Set problem — Copy out each line that has "text" in it.

Data entries —
# # # # #

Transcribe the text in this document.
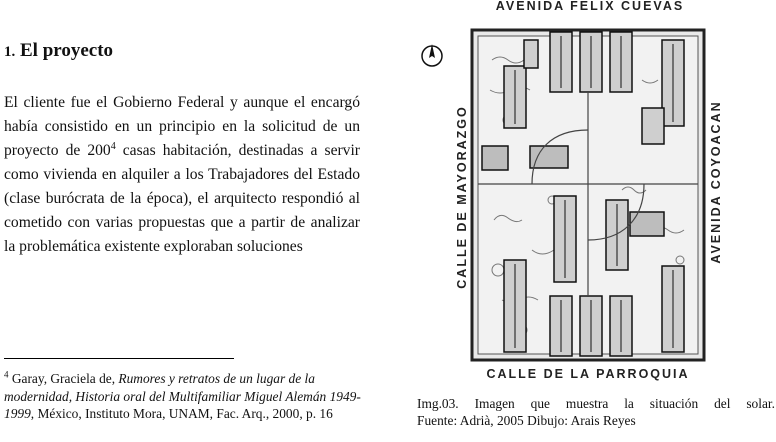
1. El proyecto

El cliente fue el Gobierno Federal y aunque el encargó había consistido en un principio en la solicitud de un proyecto de $200^4$ casas habitación, destinadas a servir como vivienda en alquiler a los Trabajadores del Estado (clase burócrata de la época), el arquitecto respondió al cometido con varias propuestas que a partir de analizar la problemática existente exploraban soluciones

$^4$ Garay, Graciela de, Rumores y retratos de un lugar de la modernidad, Historia oral del Multifamiliar Miguel Alemán 1949-1999, México, Instituto Mora, UNAM, Fac. Arq., 2000, p. 16

AVENIDA FELIX CUEVAS
CALLE DE MAYORAZGO	AVENIDA COYOACAN
CALLE DE LA PARROQUIA

Img.03. Imagen que muestra la situación del solar.
Fuente: Adrià, 2005 Dibujo: Arais Reyes
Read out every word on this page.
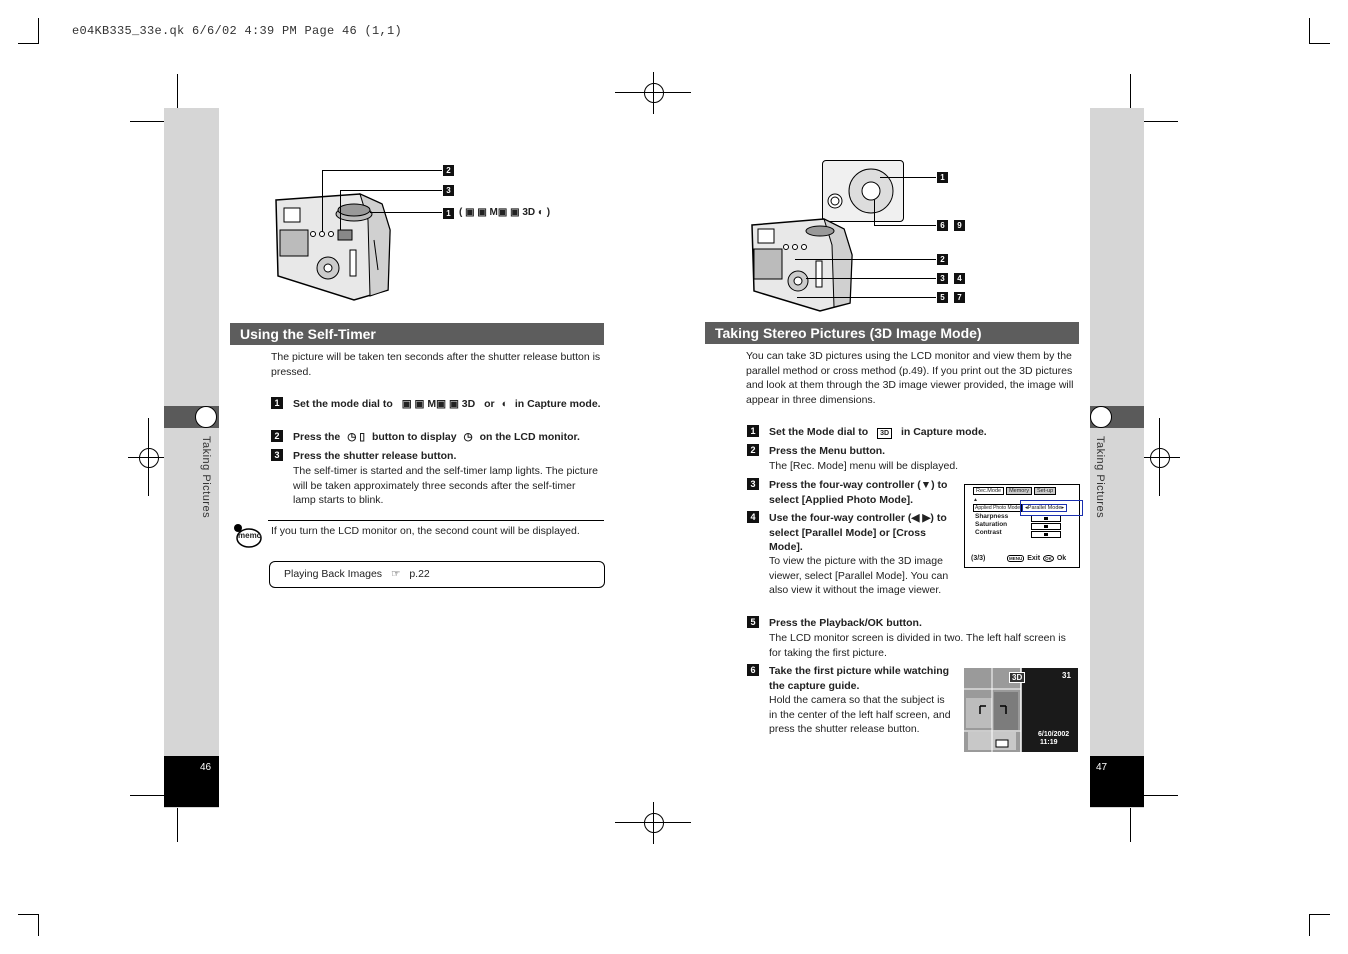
e04KB335_33e.qk 6/6/02 4:39 PM Page 46 (1,1)
Taking Pictures
46
Taking Pictures
47
2
3
1 ( ▣ ▣ M▣ ▣ 3D ◐ )
Using the Self-Timer
The picture will be taken ten seconds after the shutter release button is pressed.
1	Set the mode dial to ▣ ▣ M▣ ▣ 3D or ◐ in Capture mode.
2	Press the ◷ ▯ button to display ◷ on the LCD monitor.
3	Press the shutter release button.
The self-timer is started and the self-timer lamp lights. The picture will be taken approximately three seconds after the self-timer lamp starts to blink.
memo If you turn the LCD monitor on, the second count will be displayed.
Playing Back Images ☞ p.22
1
6	9
2
3	4
5	7
Taking Stereo Pictures (3D Image Mode)
You can take 3D pictures using the LCD monitor and view them by the parallel method or cross method (p.49). If you print out the 3D pictures and look at them through the 3D image viewer provided, the image will appear in three dimensions.
1	Set the Mode dial to 3D in Capture mode.
2	Press the Menu button.
The [Rec. Mode] menu will be displayed.
3	Press the four-way controller (▼) to select [Applied Photo Mode].
4	Use the four-way controller (◀ ▶) to select [Parallel Mode] or [Cross Mode].
To view the picture with the 3D image viewer, select [Parallel Mode]. You can also view it without the image viewer.
Rec.Mode	Memory	Set-up
▲
Applied Photo Mode ◂Parallel Mode▸
Sharpness
Saturation
Contrast
(3/3)	MENU Exit	OK Ok
5	Press the Playback/OK button.
The LCD monitor screen is divided in two. The left half screen is for taking the first picture.
6	Take the first picture while watching the capture guide.
Hold the camera so that the subject is in the center of the left half screen, and press the shutter release button.
3D	31
6/10/2002
11:19
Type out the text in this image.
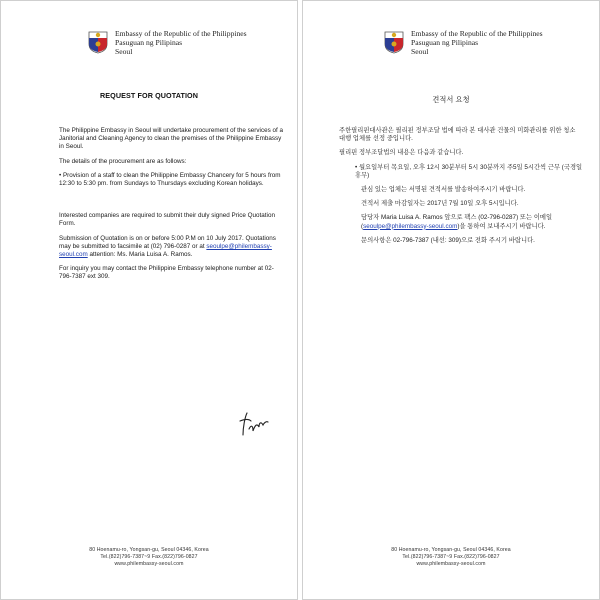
Embassy of the Republic of the Philippines
Pasuguan ng Pilipinas
Seoul
REQUEST FOR QUOTATION

The Philippine Embassy in Seoul will undertake procurement of the services of a Janitorial and Cleaning Agency to clean the premises of the Philippine Embassy in Seoul.

The details of the procurement are as follows:

• Provision of a staff to clean the Philippine Embassy Chancery for 5 hours from 12:30 to 5:30 pm. from Sundays to Thursdays excluding Korean holidays.

Interested companies are required to submit their duly signed Price Quotation Form.

Submission of Quotation is on or before 5:00 P.M on 10 July 2017. Quotations may be submitted to facsimile at (02) 796-0287 or at seoulpe@philembassy-seoul.com attention: Ms. Maria Luisa A. Ramos.

For inquiry you may contact the Philippine Embassy telephone number at 02-796-7387 ext 309.

80 Hoenamu-ro, Yongsan-gu, Seoul 04346, Korea
Tel.(822)796-7387~9 Fax.(822)796-0827
www.philembassy-seoul.com
Embassy of the Republic of the Philippines
Pasuguan ng Pilipinas
Seoul
견적서 요청

주한필리핀대사관은 필리핀 정부조달 법에 따라 본 대사관 건물의 미화관리를 위한 청소 대행 업체를 선정 중입니다.

필리핀 정부조달법의 내용은 다음과 같습니다.

• 월요일부터 목요일, 오후 12시 30분부터 5시 30분까지 주5일 5시간씩 근무 (국경일 휴무)

관심 있는 업체는 서명된 견적서를 발송하여주시기 바랍니다.

견적서 제출 마감일자는 2017년 7월 10일 오후 5시입니다.

담당자 Maria Luisa A. Ramos 앞으로 팩스 (02-796-0287) 또는 이메일 (seoulpe@philembassy-seoul.com)을 통하여 보내주시기 바랍니다.

문의사항은 02-796-7387 (내선: 309)으로 전화 주시기 바랍니다.

80 Hoenamu-ro, Yongsan-gu, Seoul 04346, Korea
Tel.(822)796-7387~9 Fax.(822)796-0827
www.philembassy-seoul.com
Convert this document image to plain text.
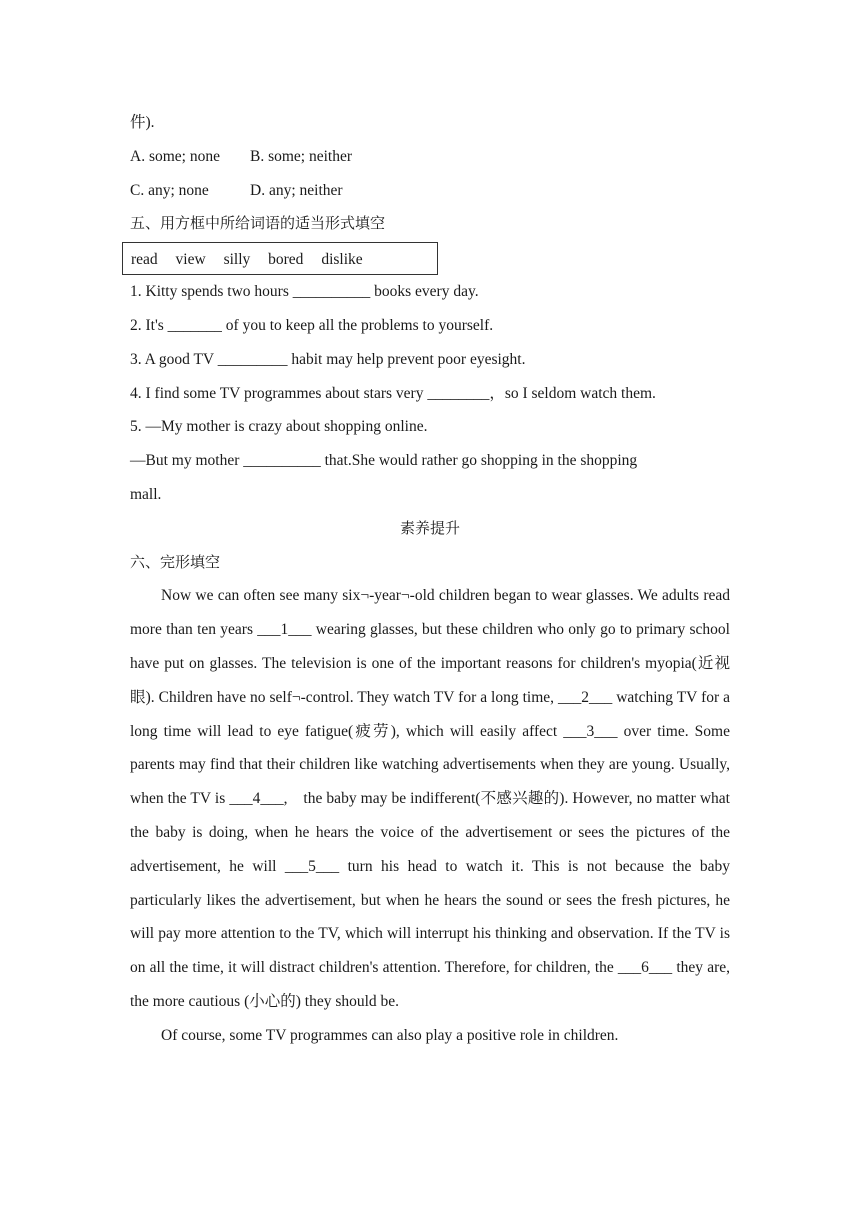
件).
A. some; none B. some; neither
C. any; none	D. any; neither
五、用方框中所给词语的适当形式填空
read view silly bored dislike
1. Kitty spends two hours __________ books every day.
2. It's _______ of you to keep all the problems to yourself.
3. A good TV _________ habit may help prevent poor eyesight.
4. I find some TV programmes about stars very ________，so I seldom watch them.
5. —My mother is crazy about shopping online.
—But my mother __________ that.She would rather go shopping in the shopping
mall.
素养提升
六、完形填空

Now we can often see many six¬-year¬-old children began to wear glasses. We adults read more than ten years ___1___ wearing glasses, but these children who only go to primary school have put on glasses. The television is one of the important reasons for children's myopia(近视眼). Children have no self¬-control. They watch TV for a long time, ___2___ watching TV for a long time will lead to eye fatigue(疲劳), which will easily affect ___3___ over time. Some parents may find that their children like watching advertisements when they are young. Usually, when the TV is ___4___,　the baby may be indifferent(不感兴趣的). However, no matter what the baby is doing, when he hears the voice of the advertisement or sees the pictures of the advertisement, he will ___5___ turn his head to watch it. This is not because the baby particularly likes the advertisement, but when he hears the sound or sees the fresh pictures, he will pay more attention to the TV, which will interrupt his thinking and observation. If the TV is on all the time, it will distract children's attention. Therefore, for children, the ___6___ they are, the more cautious (小心的) they should be.

Of course, some TV programmes can also play a positive role in children.
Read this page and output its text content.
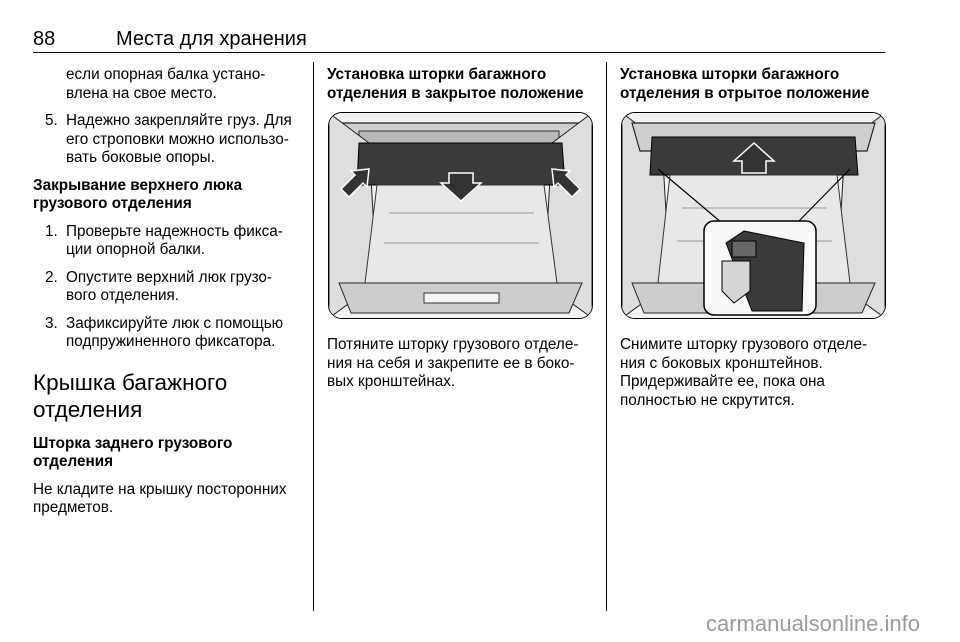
88	Места для хранения

если опорная балка устано-

влена на свое место.

5. Надежно закрепляйте груз. Для

его строповки можно использо-

вать боковые опоры.

Закрывание верхнего люка

грузового отделения

1. Проверьте надежность фикса-

ции опорной балки.

2. Опустите верхний люк грузо-

вого отделения.

3. Зафиксируйте люк с помощью

подпружиненного фиксатора.

Крышка багажного

отделения

Шторка заднего грузового

отделения

Не кладите на крышку посторонних

предметов.

Установка шторки багажного

отделения в закрытое положение

Потяните шторку грузового отделе-

ния на себя и закрепите ее в боко-

вых кронштейнах.

Установка шторки багажного

отделения в отрытое положение

Снимите шторку грузового отделе-

ния с боковых кронштейнов.

Придерживайте ее, пока она

полностью не скрутится.

carmanualsonline.info
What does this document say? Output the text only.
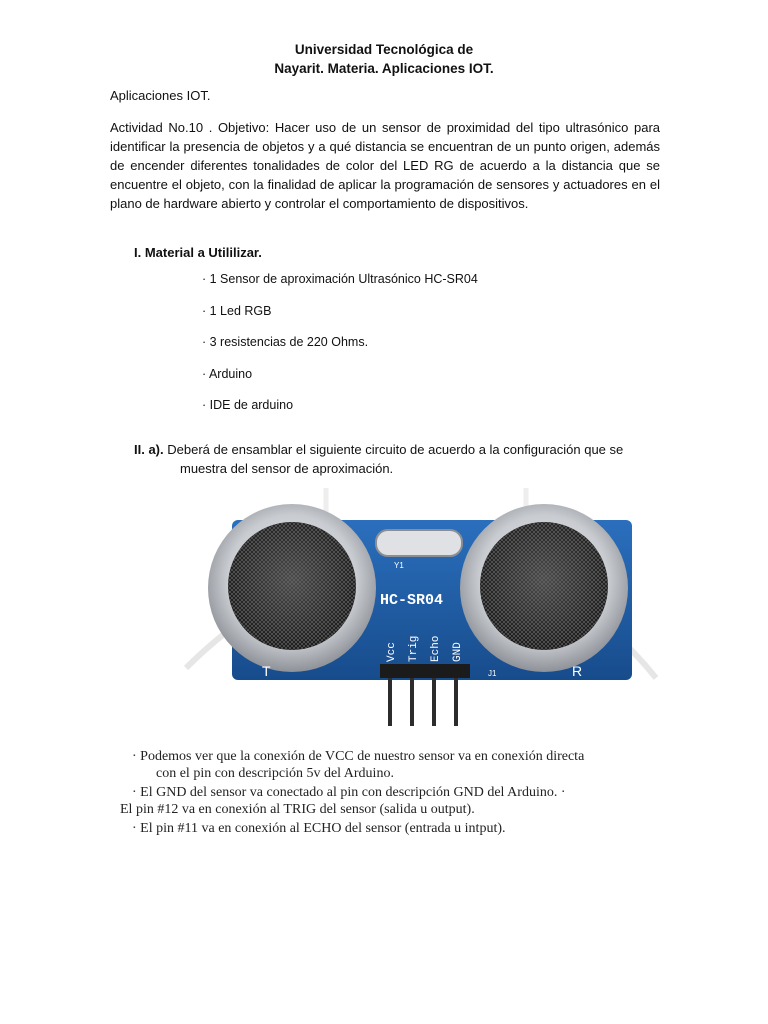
Universidad Tecnológica de
Nayarit. Materia. Aplicaciones IOT.
Aplicaciones IOT.
Actividad No.10 . Objetivo: Hacer uso de un sensor de proximidad del tipo ultrasónico para identificar la presencia de objetos y a qué distancia se encuentran de un punto origen, además de encender diferentes tonalidades de color del LED RG de acuerdo a la distancia que se encuentre el objeto, con la finalidad de aplicar la programación de sensores y actuadores en el plano de hardware abierto y controlar el comportamiento de dispositivos.
I. Material a Utililizar.
· 1 Sensor de aproximación Ultrasónico HC-SR04
· 1 Led RGB
· 3 resistencias de 220 Ohms.
· Arduino
· IDE de arduino
II. a). Deberá de ensamblar el siguiente circuito de acuerdo a la configuración que se
muestra del sensor de aproximación.
Y1
HC-SR04
T	R
J1
Vcc Trig Echo GND

· Podemos ver que la conexión de VCC de nuestro sensor va en conexión directa
con el pin con descripción 5v del Arduino.

· El GND del sensor va conectado al pin con descripción GND del Arduino. ·
El pin #12 va en conexión al TRIG del sensor (salida u output).

· El pin #11 va en conexión al ECHO del sensor (entrada u intput).
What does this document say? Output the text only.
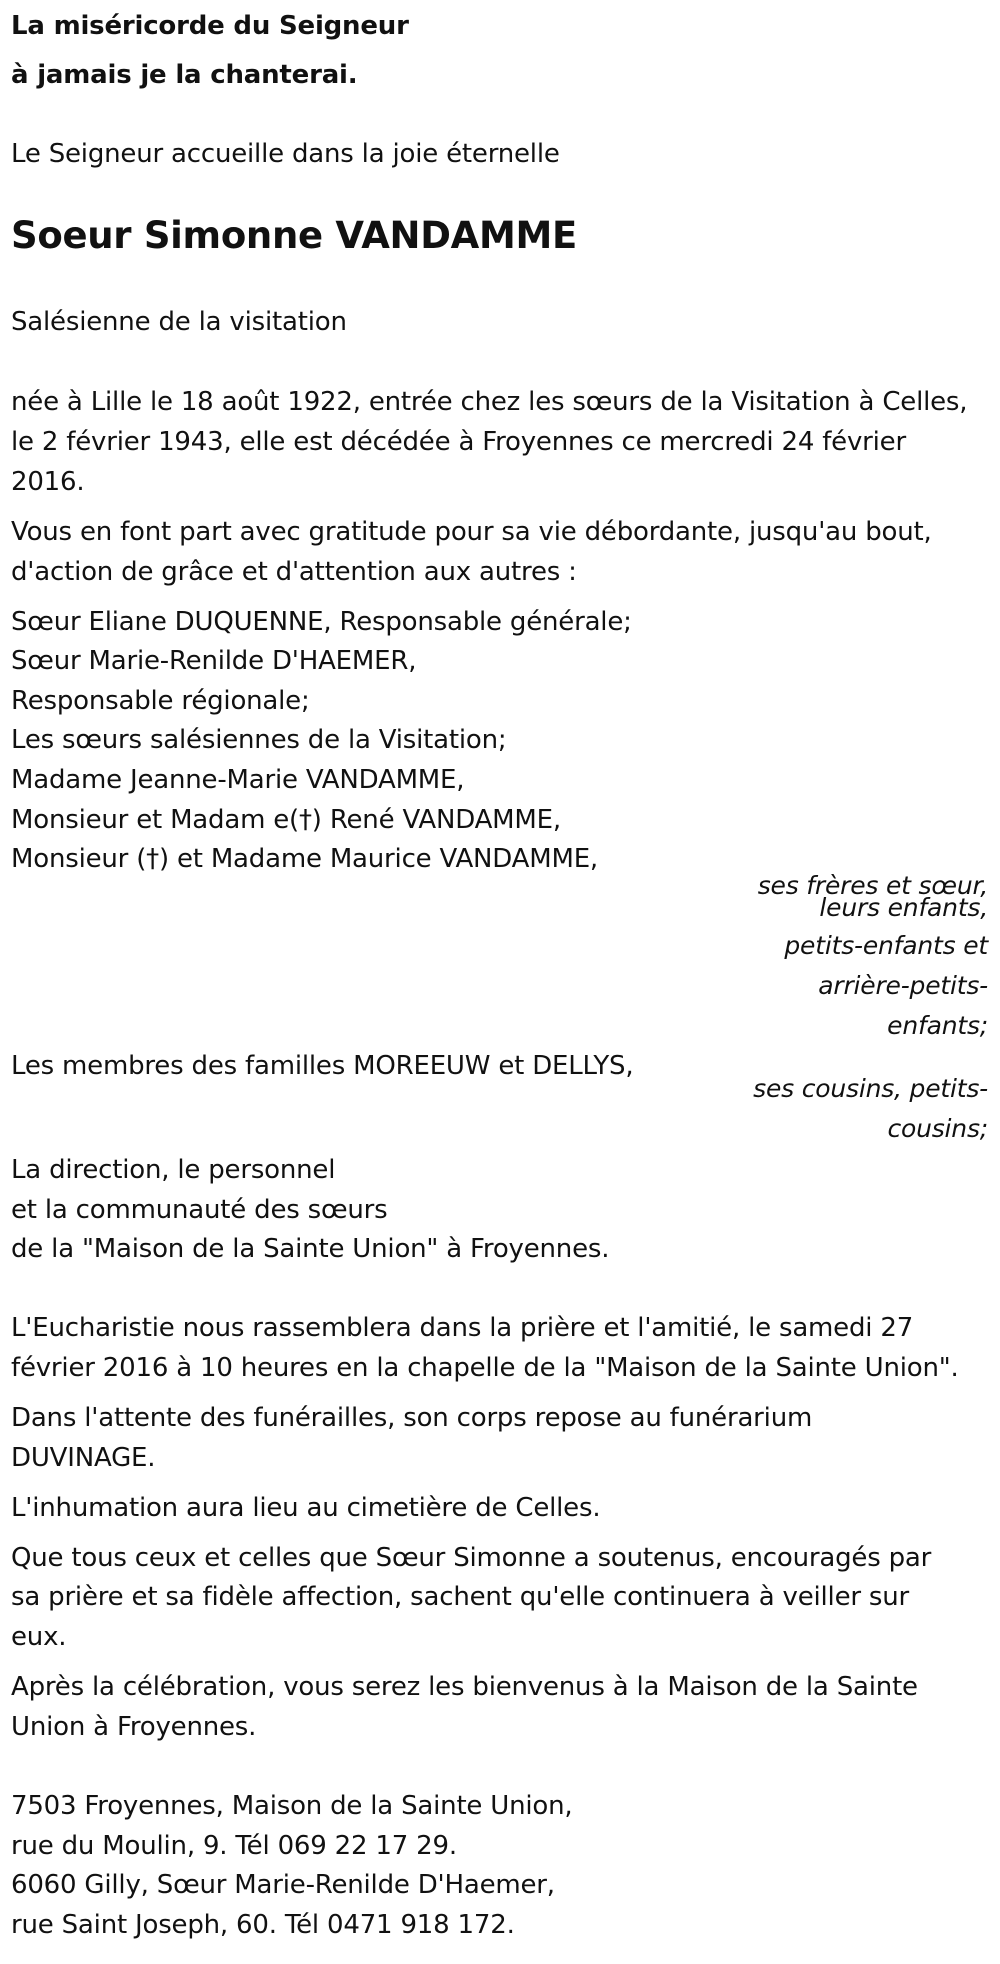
La miséricorde du Seigneur
à jamais je la chanterai.
Le Seigneur accueille dans la joie éternelle
Soeur Simonne VANDAMME
Salésienne de la visitation
née à Lille le 18 août 1922, entrée chez les sœurs de la Visitation à Celles,
le 2 février 1943, elle est décédée à Froyennes ce mercredi 24 février
2016.
Vous en font part avec gratitude pour sa vie débordante, jusqu'au bout,
d'action de grâce et d'attention aux autres :
Sœur Eliane DUQUENNE, Responsable générale;
Sœur Marie-Renilde D'HAEMER,
Responsable régionale;
Les sœurs salésiennes de la Visitation;
Madame Jeanne-Marie VANDAMME,
Monsieur et Madam e(†) René VANDAMME,
Monsieur (†) et Madame Maurice VANDAMME,
ses frères et sœur,
leurs enfants,
petits-enfants et
arrière-petits-
enfants;
Les membres des familles MOREEUW et DELLYS,
ses cousins, petits-
cousins;
La direction, le personnel
et la communauté des sœurs
de la "Maison de la Sainte Union" à Froyennes.
L'Eucharistie nous rassemblera dans la prière et l'amitié, le samedi 27
février 2016 à 10 heures en la chapelle de la "Maison de la Sainte Union".
Dans l'attente des funérailles, son corps repose au funérarium
DUVINAGE.
L'inhumation aura lieu au cimetière de Celles.
Que tous ceux et celles que Sœur Simonne a soutenus, encouragés par
sa prière et sa fidèle affection, sachent qu'elle continuera à veiller sur
eux.
Après la célébration, vous serez les bienvenus à la Maison de la Sainte
Union à Froyennes.
7503 Froyennes, Maison de la Sainte Union,
rue du Moulin, 9. Tél 069 22 17 29.
6060 Gilly, Sœur Marie-Renilde D'Haemer,
rue Saint Joseph, 60. Tél 0471 918 172.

# # # # #

Written solution —
Transcribe the text in this document.
Type out the text in this image.
Convert this document image to plain text.
Read this page and output its text content.
What does this document say? Output the text only.
What does this document say? Output the text only.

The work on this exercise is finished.